RECORD EXTRACTS:
_ _ _
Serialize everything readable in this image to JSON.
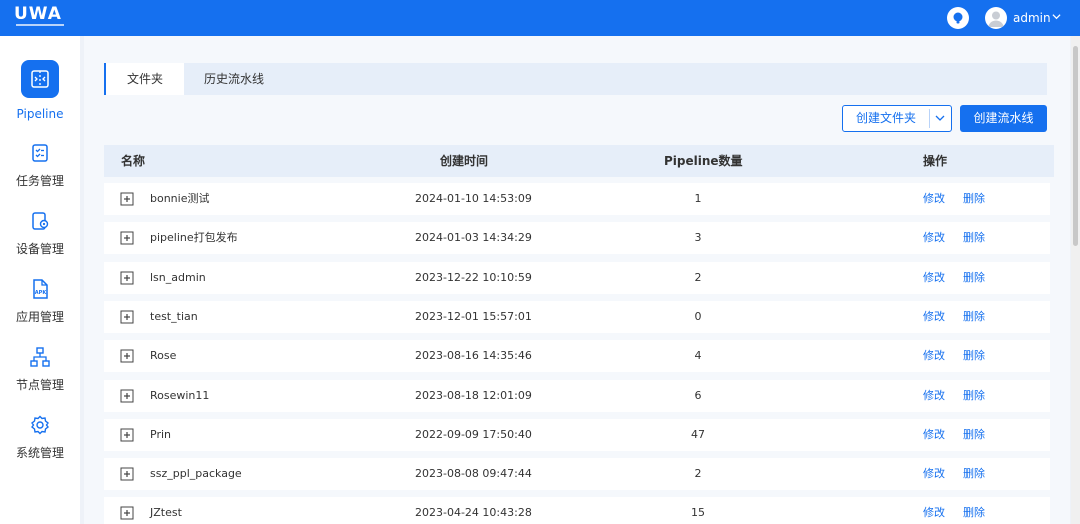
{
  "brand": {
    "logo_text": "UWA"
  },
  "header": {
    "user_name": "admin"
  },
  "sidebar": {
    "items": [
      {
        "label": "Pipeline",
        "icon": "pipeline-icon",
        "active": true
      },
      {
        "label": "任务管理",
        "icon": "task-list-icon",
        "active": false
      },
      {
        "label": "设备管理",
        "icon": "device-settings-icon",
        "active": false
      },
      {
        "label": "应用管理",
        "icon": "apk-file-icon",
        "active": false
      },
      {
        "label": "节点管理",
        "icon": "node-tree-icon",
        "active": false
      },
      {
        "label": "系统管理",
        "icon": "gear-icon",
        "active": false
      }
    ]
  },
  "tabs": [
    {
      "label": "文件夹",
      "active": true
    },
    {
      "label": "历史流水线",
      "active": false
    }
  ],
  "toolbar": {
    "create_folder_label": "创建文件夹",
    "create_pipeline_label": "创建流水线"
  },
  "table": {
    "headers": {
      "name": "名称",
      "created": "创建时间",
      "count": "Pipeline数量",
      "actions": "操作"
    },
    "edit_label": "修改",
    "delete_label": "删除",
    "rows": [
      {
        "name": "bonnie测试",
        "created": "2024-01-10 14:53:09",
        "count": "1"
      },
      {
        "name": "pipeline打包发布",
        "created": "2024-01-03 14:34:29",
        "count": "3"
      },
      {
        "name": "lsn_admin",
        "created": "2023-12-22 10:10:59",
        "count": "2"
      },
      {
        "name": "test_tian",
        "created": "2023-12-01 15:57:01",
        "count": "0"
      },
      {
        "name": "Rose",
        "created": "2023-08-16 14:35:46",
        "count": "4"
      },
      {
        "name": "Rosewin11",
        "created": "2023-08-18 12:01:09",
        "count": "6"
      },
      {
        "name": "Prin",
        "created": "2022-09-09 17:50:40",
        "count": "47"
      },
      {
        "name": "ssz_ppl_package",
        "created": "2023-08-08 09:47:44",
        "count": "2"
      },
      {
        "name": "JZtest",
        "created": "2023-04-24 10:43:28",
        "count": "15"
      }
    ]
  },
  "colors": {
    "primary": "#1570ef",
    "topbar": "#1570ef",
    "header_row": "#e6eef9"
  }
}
_ _ _
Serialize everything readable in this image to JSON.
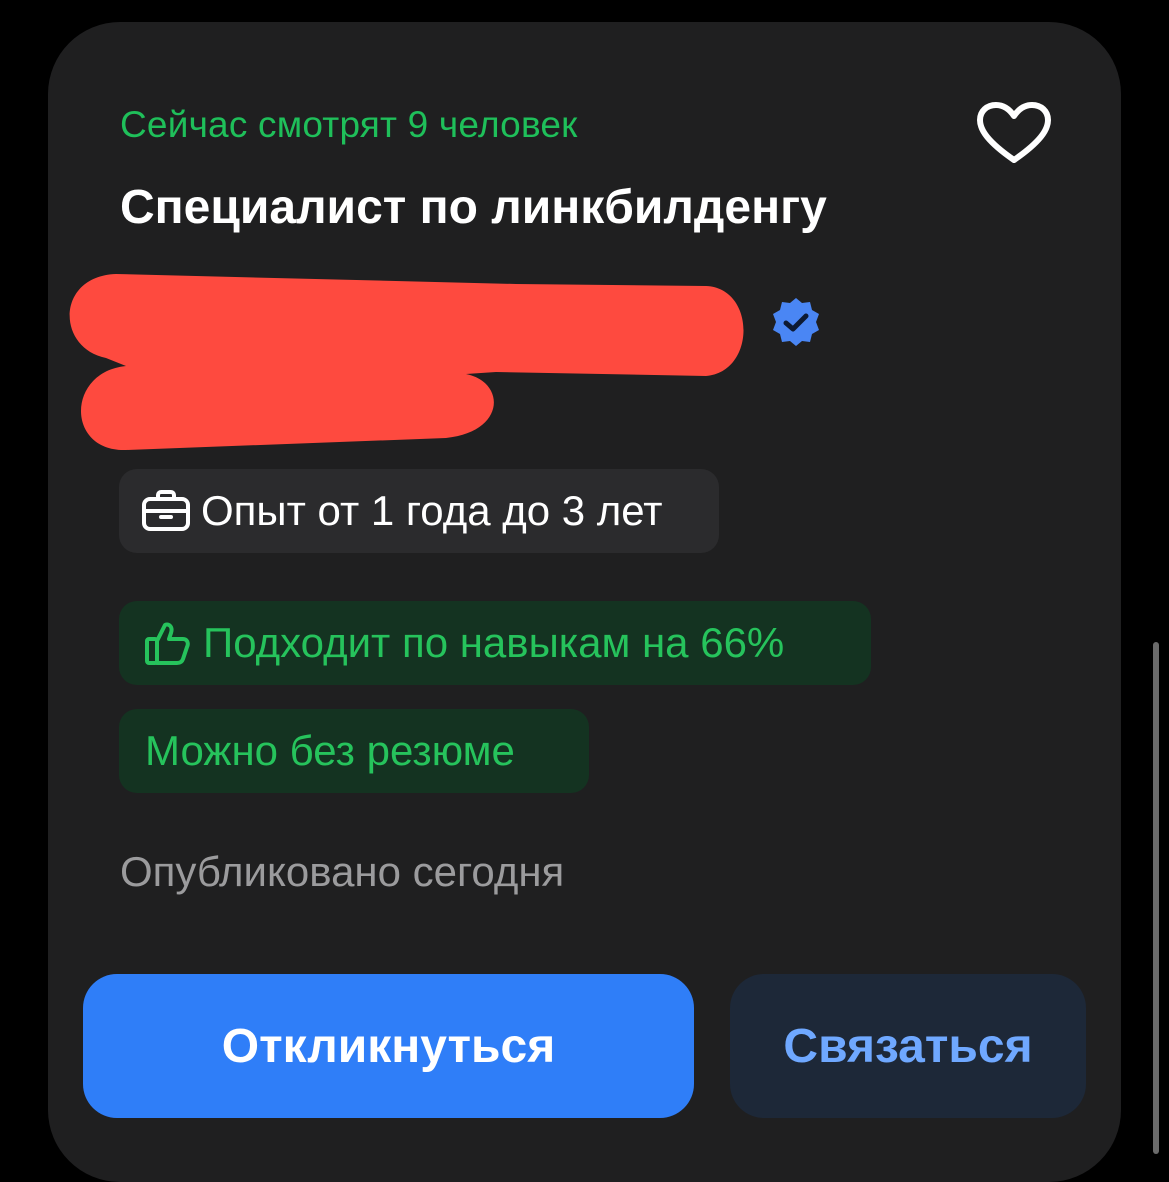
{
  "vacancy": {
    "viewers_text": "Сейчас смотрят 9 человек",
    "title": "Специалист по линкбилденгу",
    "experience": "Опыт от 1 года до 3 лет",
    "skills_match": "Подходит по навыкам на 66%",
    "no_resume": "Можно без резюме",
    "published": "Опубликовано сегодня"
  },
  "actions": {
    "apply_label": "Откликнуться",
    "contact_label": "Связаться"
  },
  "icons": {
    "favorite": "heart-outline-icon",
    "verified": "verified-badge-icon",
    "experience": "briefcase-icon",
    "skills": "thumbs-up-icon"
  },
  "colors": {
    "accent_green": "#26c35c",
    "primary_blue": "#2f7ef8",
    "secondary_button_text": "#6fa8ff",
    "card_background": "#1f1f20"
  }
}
_ _ _
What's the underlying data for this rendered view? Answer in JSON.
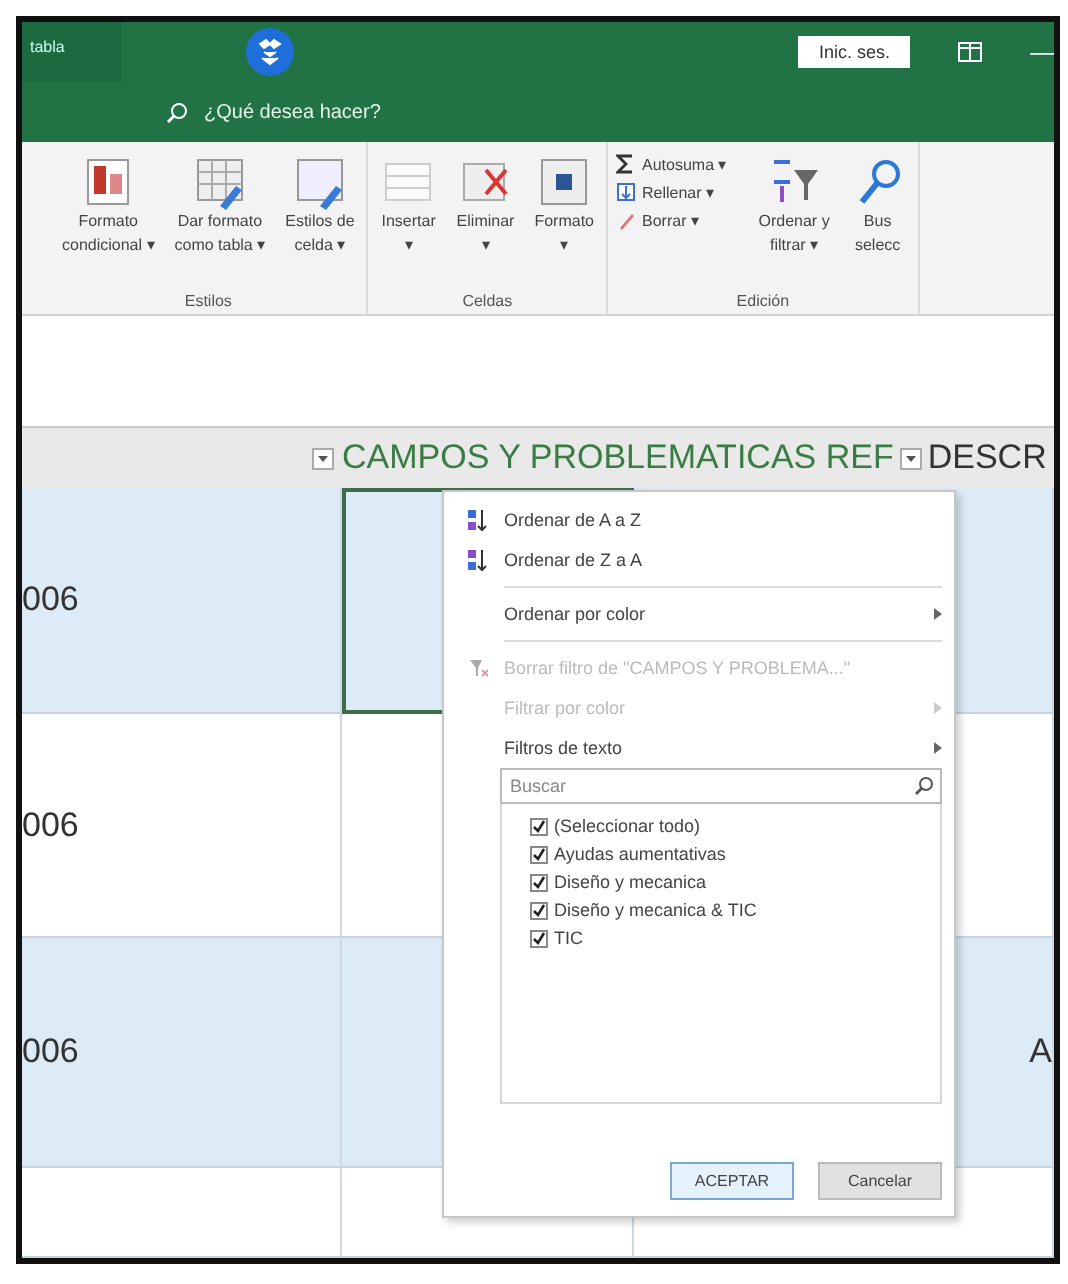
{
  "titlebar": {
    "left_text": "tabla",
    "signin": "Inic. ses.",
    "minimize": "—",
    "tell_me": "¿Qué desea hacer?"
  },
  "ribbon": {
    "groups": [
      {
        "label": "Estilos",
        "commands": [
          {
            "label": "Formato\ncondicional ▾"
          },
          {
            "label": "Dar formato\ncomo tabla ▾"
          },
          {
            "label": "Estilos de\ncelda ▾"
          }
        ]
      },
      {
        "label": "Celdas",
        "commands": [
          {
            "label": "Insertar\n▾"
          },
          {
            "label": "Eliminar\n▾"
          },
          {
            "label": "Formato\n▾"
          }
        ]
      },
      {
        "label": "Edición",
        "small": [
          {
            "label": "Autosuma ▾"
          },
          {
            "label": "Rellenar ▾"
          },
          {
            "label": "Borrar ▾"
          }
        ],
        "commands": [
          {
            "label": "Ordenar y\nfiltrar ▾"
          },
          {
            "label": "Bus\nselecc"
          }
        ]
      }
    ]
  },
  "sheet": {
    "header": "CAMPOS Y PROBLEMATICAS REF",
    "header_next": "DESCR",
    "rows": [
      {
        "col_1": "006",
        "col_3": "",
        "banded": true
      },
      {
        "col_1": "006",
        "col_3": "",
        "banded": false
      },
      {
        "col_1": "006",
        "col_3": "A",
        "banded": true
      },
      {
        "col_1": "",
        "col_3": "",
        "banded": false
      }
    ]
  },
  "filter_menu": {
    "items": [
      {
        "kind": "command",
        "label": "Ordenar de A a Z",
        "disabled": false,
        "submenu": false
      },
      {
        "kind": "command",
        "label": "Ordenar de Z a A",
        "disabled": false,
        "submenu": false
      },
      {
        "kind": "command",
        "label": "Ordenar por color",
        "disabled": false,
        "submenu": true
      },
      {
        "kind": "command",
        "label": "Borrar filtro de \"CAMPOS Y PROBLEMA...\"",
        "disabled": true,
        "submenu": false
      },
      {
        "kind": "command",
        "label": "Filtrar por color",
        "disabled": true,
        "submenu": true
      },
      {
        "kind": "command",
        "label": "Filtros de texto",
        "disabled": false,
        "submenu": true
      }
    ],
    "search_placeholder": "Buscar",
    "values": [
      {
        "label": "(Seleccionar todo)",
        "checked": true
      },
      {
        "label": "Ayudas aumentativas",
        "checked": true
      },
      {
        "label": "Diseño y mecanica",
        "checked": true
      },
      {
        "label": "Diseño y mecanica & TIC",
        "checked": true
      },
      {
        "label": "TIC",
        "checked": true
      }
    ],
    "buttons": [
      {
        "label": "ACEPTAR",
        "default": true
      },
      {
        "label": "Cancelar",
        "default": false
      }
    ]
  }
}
_ _ _
WHAT IS NEEDED: Look through the data above. Each line containing the word "Ordenar" needs to be copied.

REPLY:
            "label": "Ordenar y\nfiltrar ▾"
        "label": "Ordenar de A a Z",
        "label": "Ordenar de Z a A",
        "label": "Ordenar por color",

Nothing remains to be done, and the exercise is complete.